Stored items from a collection
------------------------------

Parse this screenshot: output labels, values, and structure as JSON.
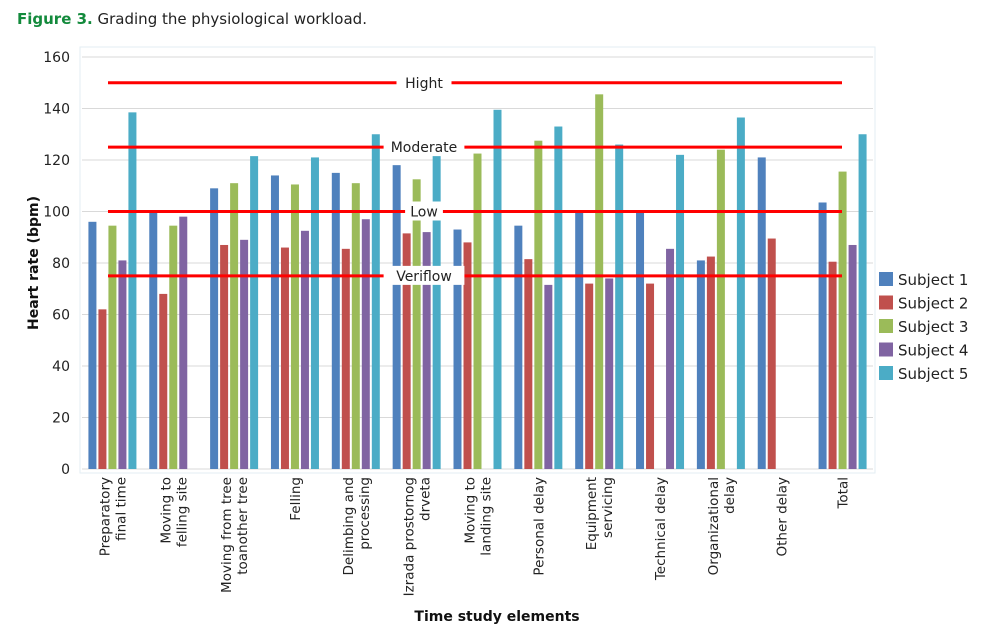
{
  "caption": {
    "figure_label": "Figure 3.",
    "text": "Grading the physiological workload."
  },
  "chart_data": {
    "type": "bar",
    "title": "Grading the physiological workload.",
    "xlabel": "Time study elements",
    "ylabel": "Heart rate (bpm)",
    "ylim": [
      0,
      160
    ],
    "yticks": [
      0,
      20,
      40,
      60,
      80,
      100,
      120,
      140,
      160
    ],
    "grid": true,
    "legend_position": "right",
    "categories": [
      [
        "Preparatory",
        "final time"
      ],
      [
        "Moving to",
        "felling site"
      ],
      [
        "Moving from tree",
        "toanother tree"
      ],
      [
        "Felling"
      ],
      [
        "Delimbing and",
        "processing"
      ],
      [
        "Izrada prostornog",
        "drveta"
      ],
      [
        "Moving to",
        "landing site"
      ],
      [
        "Personal delay"
      ],
      [
        "Equipment",
        "servicing"
      ],
      [
        "Technical delay"
      ],
      [
        "Organizational",
        "delay"
      ],
      [
        "Other delay"
      ],
      [
        "Total"
      ]
    ],
    "series": [
      {
        "name": "Subject 1",
        "color": "#4f81bd",
        "values": [
          96,
          100,
          109,
          114,
          115,
          118,
          93,
          94.5,
          100,
          100,
          81,
          121,
          103.5
        ]
      },
      {
        "name": "Subject 2",
        "color": "#c0504d",
        "values": [
          62,
          68,
          87,
          86,
          85.5,
          91.5,
          88,
          81.5,
          72,
          72,
          82.5,
          89.5,
          80.5
        ]
      },
      {
        "name": "Subject 3",
        "color": "#9bbb59",
        "values": [
          94.5,
          94.5,
          111,
          110.5,
          111,
          112.5,
          122.5,
          127.5,
          145.5,
          null,
          124,
          null,
          115.5
        ]
      },
      {
        "name": "Subject 4",
        "color": "#8064a2",
        "values": [
          81,
          98,
          89,
          92.5,
          97,
          92,
          null,
          71.5,
          74,
          85.5,
          null,
          null,
          87
        ]
      },
      {
        "name": "Subject 5",
        "color": "#4bacc6",
        "values": [
          138.5,
          null,
          121.5,
          121,
          130,
          122.5,
          139.5,
          133,
          126,
          122,
          136.5,
          null,
          130
        ]
      }
    ],
    "reference_lines": [
      {
        "label": "Hight",
        "value": 150,
        "color": "#ff0000"
      },
      {
        "label": "Moderate",
        "value": 125,
        "color": "#ff0000"
      },
      {
        "label": "Low",
        "value": 100,
        "color": "#ff0000"
      },
      {
        "label": "Veriflow",
        "value": 75,
        "color": "#ff0000"
      }
    ]
  }
}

------------------------------

Pick out each line that holds the string "Subject".

        "name": "Subject 1",
        "name": "Subject 2",
        "name": "Subject 3",
        "name": "Subject 4",
        "name": "Subject 5",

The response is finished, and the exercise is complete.